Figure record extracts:
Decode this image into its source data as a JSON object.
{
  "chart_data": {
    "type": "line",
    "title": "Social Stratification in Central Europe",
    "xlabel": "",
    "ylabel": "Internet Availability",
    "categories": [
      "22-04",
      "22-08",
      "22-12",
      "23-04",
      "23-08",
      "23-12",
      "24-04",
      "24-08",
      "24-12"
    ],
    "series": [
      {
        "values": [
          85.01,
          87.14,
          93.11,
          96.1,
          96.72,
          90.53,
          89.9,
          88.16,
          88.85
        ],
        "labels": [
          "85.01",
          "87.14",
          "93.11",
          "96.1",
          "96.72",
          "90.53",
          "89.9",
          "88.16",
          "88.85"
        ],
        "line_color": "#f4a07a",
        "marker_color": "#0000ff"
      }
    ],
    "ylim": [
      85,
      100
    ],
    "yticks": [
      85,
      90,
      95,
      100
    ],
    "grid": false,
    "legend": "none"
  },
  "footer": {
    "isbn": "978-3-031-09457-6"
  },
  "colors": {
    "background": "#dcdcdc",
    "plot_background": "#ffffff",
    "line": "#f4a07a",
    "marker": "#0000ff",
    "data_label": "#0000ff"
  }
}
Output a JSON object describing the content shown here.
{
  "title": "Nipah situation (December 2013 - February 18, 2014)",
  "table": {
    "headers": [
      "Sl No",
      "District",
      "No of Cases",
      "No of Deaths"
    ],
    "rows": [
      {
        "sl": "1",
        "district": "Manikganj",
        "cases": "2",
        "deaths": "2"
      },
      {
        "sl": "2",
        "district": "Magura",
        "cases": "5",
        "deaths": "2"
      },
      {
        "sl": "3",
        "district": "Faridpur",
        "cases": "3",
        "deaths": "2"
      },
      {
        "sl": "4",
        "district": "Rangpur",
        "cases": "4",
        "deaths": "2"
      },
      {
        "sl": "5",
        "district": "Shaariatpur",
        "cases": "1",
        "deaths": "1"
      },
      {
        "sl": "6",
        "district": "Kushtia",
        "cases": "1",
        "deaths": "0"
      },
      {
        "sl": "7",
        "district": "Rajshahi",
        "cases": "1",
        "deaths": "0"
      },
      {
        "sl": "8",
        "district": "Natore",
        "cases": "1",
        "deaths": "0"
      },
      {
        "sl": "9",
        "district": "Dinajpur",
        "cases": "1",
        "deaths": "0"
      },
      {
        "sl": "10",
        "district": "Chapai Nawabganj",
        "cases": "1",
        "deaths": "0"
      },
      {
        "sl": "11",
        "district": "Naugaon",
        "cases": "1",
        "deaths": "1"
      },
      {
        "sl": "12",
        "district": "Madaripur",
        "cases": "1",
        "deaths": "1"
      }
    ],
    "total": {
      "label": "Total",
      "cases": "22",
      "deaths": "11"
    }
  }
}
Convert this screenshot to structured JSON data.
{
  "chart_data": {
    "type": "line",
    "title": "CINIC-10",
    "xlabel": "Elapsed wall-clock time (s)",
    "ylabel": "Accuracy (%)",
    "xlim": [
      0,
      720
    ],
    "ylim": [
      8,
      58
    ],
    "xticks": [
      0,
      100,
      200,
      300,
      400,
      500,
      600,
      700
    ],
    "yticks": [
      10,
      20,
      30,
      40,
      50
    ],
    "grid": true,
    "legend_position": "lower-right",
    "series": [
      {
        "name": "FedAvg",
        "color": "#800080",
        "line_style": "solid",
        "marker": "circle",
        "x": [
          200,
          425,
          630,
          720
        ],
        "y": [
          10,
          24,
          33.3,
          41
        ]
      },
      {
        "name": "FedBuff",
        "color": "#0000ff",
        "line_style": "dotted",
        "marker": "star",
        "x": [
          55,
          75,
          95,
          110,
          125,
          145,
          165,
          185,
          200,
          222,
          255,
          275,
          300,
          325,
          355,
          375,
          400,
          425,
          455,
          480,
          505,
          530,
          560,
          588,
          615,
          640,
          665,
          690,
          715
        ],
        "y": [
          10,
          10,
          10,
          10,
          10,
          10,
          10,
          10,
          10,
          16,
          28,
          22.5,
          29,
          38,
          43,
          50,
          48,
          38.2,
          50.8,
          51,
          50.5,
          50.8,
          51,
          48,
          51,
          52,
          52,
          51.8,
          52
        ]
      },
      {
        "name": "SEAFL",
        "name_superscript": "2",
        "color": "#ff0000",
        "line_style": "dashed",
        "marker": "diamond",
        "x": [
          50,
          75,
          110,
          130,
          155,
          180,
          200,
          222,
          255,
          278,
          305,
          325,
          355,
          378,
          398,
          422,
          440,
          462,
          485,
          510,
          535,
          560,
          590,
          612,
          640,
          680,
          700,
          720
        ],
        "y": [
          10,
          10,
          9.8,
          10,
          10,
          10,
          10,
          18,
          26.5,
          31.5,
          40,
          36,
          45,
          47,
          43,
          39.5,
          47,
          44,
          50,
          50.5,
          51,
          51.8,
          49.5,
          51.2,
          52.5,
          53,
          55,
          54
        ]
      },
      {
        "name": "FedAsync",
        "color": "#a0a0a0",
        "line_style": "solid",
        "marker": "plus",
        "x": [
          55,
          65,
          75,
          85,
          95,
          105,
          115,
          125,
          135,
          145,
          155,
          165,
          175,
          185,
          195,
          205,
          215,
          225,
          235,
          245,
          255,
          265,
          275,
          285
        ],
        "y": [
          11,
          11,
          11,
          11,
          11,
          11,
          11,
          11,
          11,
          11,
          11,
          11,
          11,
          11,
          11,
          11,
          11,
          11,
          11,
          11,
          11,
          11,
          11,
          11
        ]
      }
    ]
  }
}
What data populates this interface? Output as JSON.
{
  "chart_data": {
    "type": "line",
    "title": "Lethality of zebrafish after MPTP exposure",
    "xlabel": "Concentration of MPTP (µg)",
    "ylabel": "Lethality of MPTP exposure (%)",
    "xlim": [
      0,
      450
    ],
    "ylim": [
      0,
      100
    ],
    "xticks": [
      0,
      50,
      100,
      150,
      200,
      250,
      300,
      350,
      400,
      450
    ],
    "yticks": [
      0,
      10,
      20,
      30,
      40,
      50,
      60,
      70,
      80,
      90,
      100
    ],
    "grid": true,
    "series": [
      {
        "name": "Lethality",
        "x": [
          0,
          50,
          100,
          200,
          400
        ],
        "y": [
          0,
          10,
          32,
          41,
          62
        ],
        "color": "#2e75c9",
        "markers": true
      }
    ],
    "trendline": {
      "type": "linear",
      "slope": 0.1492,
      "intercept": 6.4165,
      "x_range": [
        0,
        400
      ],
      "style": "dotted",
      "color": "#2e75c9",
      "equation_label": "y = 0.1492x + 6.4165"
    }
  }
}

[Given exercise]:
Please reproduce all of the entries exactly as they stand.

[The result]:
Decode this image into its source data as a JSON object.
{
  "chart_data": {
    "type": "line",
    "title": "Social Stratification in Central Europe",
    "xlabel": "",
    "ylabel": "Internet Availability",
    "categories": [
      "22-04",
      "22-08",
      "22-12",
      "23-04",
      "23-08",
      "23-12",
      "24-04",
      "24-08",
      "24-12"
    ],
    "series": [
      {
        "values": [
          85.01,
          87.14,
          93.11,
          96.1,
          96.72,
          90.53,
          89.9,
          88.16,
          88.85
        ],
        "labels": [
          "85.01",
          "87.14",
          "93.11",
          "96.1",
          "96.72",
          "90.53",
          "89.9",
          "88.16",
          "88.85"
        ],
        "line_color": "#f4a07a",
        "marker_color": "#0000ff"
      }
    ],
    "ylim": [
      85,
      100
    ],
    "yticks": [
      85,
      90,
      95,
      100
    ],
    "grid": false,
    "legend": "none"
  },
  "footer": {
    "isbn": "978-3-031-09457-6"
  },
  "colors": {
    "background": "#dcdcdc",
    "plot_background": "#ffffff",
    "line": "#f4a07a",
    "marker": "#0000ff",
    "data_label": "#0000ff"
  }
}
Output a JSON object describing the content shown here.
{
  "title": "Nipah situation (December 2013 - February 18, 2014)",
  "table": {
    "headers": [
      "Sl No",
      "District",
      "No of Cases",
      "No of Deaths"
    ],
    "rows": [
      {
        "sl": "1",
        "district": "Manikganj",
        "cases": "2",
        "deaths": "2"
      },
      {
        "sl": "2",
        "district": "Magura",
        "cases": "5",
        "deaths": "2"
      },
      {
        "sl": "3",
        "district": "Faridpur",
        "cases": "3",
        "deaths": "2"
      },
      {
        "sl": "4",
        "district": "Rangpur",
        "cases": "4",
        "deaths": "2"
      },
      {
        "sl": "5",
        "district": "Shaariatpur",
        "cases": "1",
        "deaths": "1"
      },
      {
        "sl": "6",
        "district": "Kushtia",
        "cases": "1",
        "deaths": "0"
      },
      {
        "sl": "7",
        "district": "Rajshahi",
        "cases": "1",
        "deaths": "0"
      },
      {
        "sl": "8",
        "district": "Natore",
        "cases": "1",
        "deaths": "0"
      },
      {
        "sl": "9",
        "district": "Dinajpur",
        "cases": "1",
        "deaths": "0"
      },
      {
        "sl": "10",
        "district": "Chapai Nawabganj",
        "cases": "1",
        "deaths": "0"
      },
      {
        "sl": "11",
        "district": "Naugaon",
        "cases": "1",
        "deaths": "1"
      },
      {
        "sl": "12",
        "district": "Madaripur",
        "cases": "1",
        "deaths": "1"
      }
    ],
    "total": {
      "label": "Total",
      "cases": "22",
      "deaths": "11"
    }
  }
}
Convert this screenshot to structured JSON data.
{
  "chart_data": {
    "type": "line",
    "title": "CINIC-10",
    "xlabel": "Elapsed wall-clock time (s)",
    "ylabel": "Accuracy (%)",
    "xlim": [
      0,
      720
    ],
    "ylim": [
      8,
      58
    ],
    "xticks": [
      0,
      100,
      200,
      300,
      400,
      500,
      600,
      700
    ],
    "yticks": [
      10,
      20,
      30,
      40,
      50
    ],
    "grid": true,
    "legend_position": "lower-right",
    "series": [
      {
        "name": "FedAvg",
        "color": "#800080",
        "line_style": "solid",
        "marker": "circle",
        "x": [
          200,
          425,
          630,
          720
        ],
        "y": [
          10,
          24,
          33.3,
          41
        ]
      },
      {
        "name": "FedBuff",
        "color": "#0000ff",
        "line_style": "dotted",
        "marker": "star",
        "x": [
          55,
          75,
          95,
          110,
          125,
          145,
          165,
          185,
          200,
          222,
          255,
          275,
          300,
          325,
          355,
          375,
          400,
          425,
          455,
          480,
          505,
          530,
          560,
          588,
          615,
          640,
          665,
          690,
          715
        ],
        "y": [
          10,
          10,
          10,
          10,
          10,
          10,
          10,
          10,
          10,
          16,
          28,
          22.5,
          29,
          38,
          43,
          50,
          48,
          38.2,
          50.8,
          51,
          50.5,
          50.8,
          51,
          48,
          51,
          52,
          52,
          51.8,
          52
        ]
      },
      {
        "name": "SEAFL",
        "name_superscript": "2",
        "color": "#ff0000",
        "line_style": "dashed",
        "marker": "diamond",
        "x": [
          50,
          75,
          110,
          130,
          155,
          180,
          200,
          222,
          255,
          278,
          305,
          325,
          355,
          378,
          398,
          422,
          440,
          462,
          485,
          510,
          535,
          560,
          590,
          612,
          640,
          680,
          700,
          720
        ],
        "y": [
          10,
          10,
          9.8,
          10,
          10,
          10,
          10,
          18,
          26.5,
          31.5,
          40,
          36,
          45,
          47,
          43,
          39.5,
          47,
          44,
          50,
          50.5,
          51,
          51.8,
          49.5,
          51.2,
          52.5,
          53,
          55,
          54
        ]
      },
      {
        "name": "FedAsync",
        "color": "#a0a0a0",
        "line_style": "solid",
        "marker": "plus",
        "x": [
          55,
          65,
          75,
          85,
          95,
          105,
          115,
          125,
          135,
          145,
          155,
          165,
          175,
          185,
          195,
          205,
          215,
          225,
          235,
          245,
          255,
          265,
          275,
          285
        ],
        "y": [
          11,
          11,
          11,
          11,
          11,
          11,
          11,
          11,
          11,
          11,
          11,
          11,
          11,
          11,
          11,
          11,
          11,
          11,
          11,
          11,
          11,
          11,
          11,
          11
        ]
      }
    ]
  }
}
What data populates this interface? Output as JSON.
{
  "chart_data": {
    "type": "line",
    "title": "Lethality of zebrafish after MPTP exposure",
    "xlabel": "Concentration of MPTP (µg)",
    "ylabel": "Lethality of MPTP exposure (%)",
    "xlim": [
      0,
      450
    ],
    "ylim": [
      0,
      100
    ],
    "xticks": [
      0,
      50,
      100,
      150,
      200,
      250,
      300,
      350,
      400,
      450
    ],
    "yticks": [
      0,
      10,
      20,
      30,
      40,
      50,
      60,
      70,
      80,
      90,
      100
    ],
    "grid": true,
    "series": [
      {
        "name": "Lethality",
        "x": [
          0,
          50,
          100,
          200,
          400
        ],
        "y": [
          0,
          10,
          32,
          41,
          62
        ],
        "color": "#2e75c9",
        "markers": true
      }
    ],
    "trendline": {
      "type": "linear",
      "slope": 0.1492,
      "intercept": 6.4165,
      "x_range": [
        0,
        400
      ],
      "style": "dotted",
      "color": "#2e75c9",
      "equation_label": "y = 0.1492x + 6.4165"
    }
  }
}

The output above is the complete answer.